>> Begin Material

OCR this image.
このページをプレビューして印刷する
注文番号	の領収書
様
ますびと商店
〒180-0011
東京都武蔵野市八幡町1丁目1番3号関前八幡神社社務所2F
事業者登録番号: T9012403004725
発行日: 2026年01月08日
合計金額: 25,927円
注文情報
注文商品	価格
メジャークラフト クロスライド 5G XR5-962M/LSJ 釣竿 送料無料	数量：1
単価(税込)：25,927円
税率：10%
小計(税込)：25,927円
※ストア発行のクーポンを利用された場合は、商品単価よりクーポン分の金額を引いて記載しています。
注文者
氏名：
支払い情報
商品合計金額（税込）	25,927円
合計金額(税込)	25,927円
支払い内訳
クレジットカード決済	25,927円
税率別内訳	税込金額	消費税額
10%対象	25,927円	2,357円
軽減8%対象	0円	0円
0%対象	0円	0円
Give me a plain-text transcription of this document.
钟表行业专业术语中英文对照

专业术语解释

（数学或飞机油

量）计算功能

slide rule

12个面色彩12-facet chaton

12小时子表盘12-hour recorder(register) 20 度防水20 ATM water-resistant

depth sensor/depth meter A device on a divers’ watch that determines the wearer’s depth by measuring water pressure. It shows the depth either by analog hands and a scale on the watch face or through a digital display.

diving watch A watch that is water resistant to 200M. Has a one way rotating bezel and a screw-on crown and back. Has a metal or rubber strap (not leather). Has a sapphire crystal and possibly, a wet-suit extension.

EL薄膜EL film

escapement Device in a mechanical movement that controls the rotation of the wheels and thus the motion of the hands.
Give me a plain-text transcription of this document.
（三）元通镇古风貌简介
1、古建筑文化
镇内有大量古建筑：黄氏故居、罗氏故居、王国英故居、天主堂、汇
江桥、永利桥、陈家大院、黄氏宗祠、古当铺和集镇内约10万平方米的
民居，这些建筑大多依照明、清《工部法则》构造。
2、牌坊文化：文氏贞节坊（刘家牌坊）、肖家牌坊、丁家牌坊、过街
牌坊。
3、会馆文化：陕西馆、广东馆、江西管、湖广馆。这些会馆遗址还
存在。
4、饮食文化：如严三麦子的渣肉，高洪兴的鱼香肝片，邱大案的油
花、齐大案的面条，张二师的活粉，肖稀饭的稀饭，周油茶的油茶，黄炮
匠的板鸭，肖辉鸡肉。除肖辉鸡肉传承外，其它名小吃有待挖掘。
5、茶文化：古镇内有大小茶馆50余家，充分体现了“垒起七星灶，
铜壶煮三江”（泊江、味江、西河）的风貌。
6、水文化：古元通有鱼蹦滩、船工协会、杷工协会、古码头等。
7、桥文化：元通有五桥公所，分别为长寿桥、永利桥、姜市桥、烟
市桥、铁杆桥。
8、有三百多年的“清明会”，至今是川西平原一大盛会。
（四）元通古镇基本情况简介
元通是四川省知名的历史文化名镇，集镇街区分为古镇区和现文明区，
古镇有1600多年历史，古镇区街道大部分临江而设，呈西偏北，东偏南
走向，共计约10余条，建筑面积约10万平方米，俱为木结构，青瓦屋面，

>> End Material

• **What is expected**:
Write out every line of the records exactly.

• **Complete output**:
OCR this image.
このページをプレビューして印刷する
注文番号	の領収書
様
ますびと商店
〒180-0011
東京都武蔵野市八幡町1丁目1番3号関前八幡神社社務所2F
事業者登録番号: T9012403004725
発行日: 2026年01月08日
合計金額: 25,927円
注文情報
注文商品	価格
メジャークラフト クロスライド 5G XR5-962M/LSJ 釣竿 送料無料	数量：1
単価(税込)：25,927円
税率：10%
小計(税込)：25,927円
※ストア発行のクーポンを利用された場合は、商品単価よりクーポン分の金額を引いて記載しています。
注文者
氏名：
支払い情報
商品合計金額（税込）	25,927円
合計金額(税込)	25,927円
支払い内訳
クレジットカード決済	25,927円
税率別内訳	税込金額	消費税額
10%対象	25,927円	2,357円
軽減8%対象	0円	0円
0%対象	0円	0円
Give me a plain-text transcription of this document.
钟表行业专业术语中英文对照

专业术语解释

（数学或飞机油

量）计算功能

slide rule

12个面色彩12-facet chaton

12小时子表盘12-hour recorder(register) 20 度防水20 ATM water-resistant

depth sensor/depth meter A device on a divers’ watch that determines the wearer’s depth by measuring water pressure. It shows the depth either by analog hands and a scale on the watch face or through a digital display.

diving watch A watch that is water resistant to 200M. Has a one way rotating bezel and a screw-on crown and back. Has a metal or rubber strap (not leather). Has a sapphire crystal and possibly, a wet-suit extension.

EL薄膜EL film

escapement Device in a mechanical movement that controls the rotation of the wheels and thus the motion of the hands.
Give me a plain-text transcription of this document.
（三）元通镇古风貌简介
1、古建筑文化
镇内有大量古建筑：黄氏故居、罗氏故居、王国英故居、天主堂、汇
江桥、永利桥、陈家大院、黄氏宗祠、古当铺和集镇内约10万平方米的
民居，这些建筑大多依照明、清《工部法则》构造。
2、牌坊文化：文氏贞节坊（刘家牌坊）、肖家牌坊、丁家牌坊、过街
牌坊。
3、会馆文化：陕西馆、广东馆、江西管、湖广馆。这些会馆遗址还
存在。
4、饮食文化：如严三麦子的渣肉，高洪兴的鱼香肝片，邱大案的油
花、齐大案的面条，张二师的活粉，肖稀饭的稀饭，周油茶的油茶，黄炮
匠的板鸭，肖辉鸡肉。除肖辉鸡肉传承外，其它名小吃有待挖掘。
5、茶文化：古镇内有大小茶馆50余家，充分体现了“垒起七星灶，
铜壶煮三江”（泊江、味江、西河）的风貌。
6、水文化：古元通有鱼蹦滩、船工协会、杷工协会、古码头等。
7、桥文化：元通有五桥公所，分别为长寿桥、永利桥、姜市桥、烟
市桥、铁杆桥。
8、有三百多年的“清明会”，至今是川西平原一大盛会。
（四）元通古镇基本情况简介
元通是四川省知名的历史文化名镇，集镇街区分为古镇区和现文明区，
古镇有1600多年历史，古镇区街道大部分临江而设，呈西偏北，东偏南
走向，共计约10余条，建筑面积约10万平方米，俱为木结构，青瓦屋面，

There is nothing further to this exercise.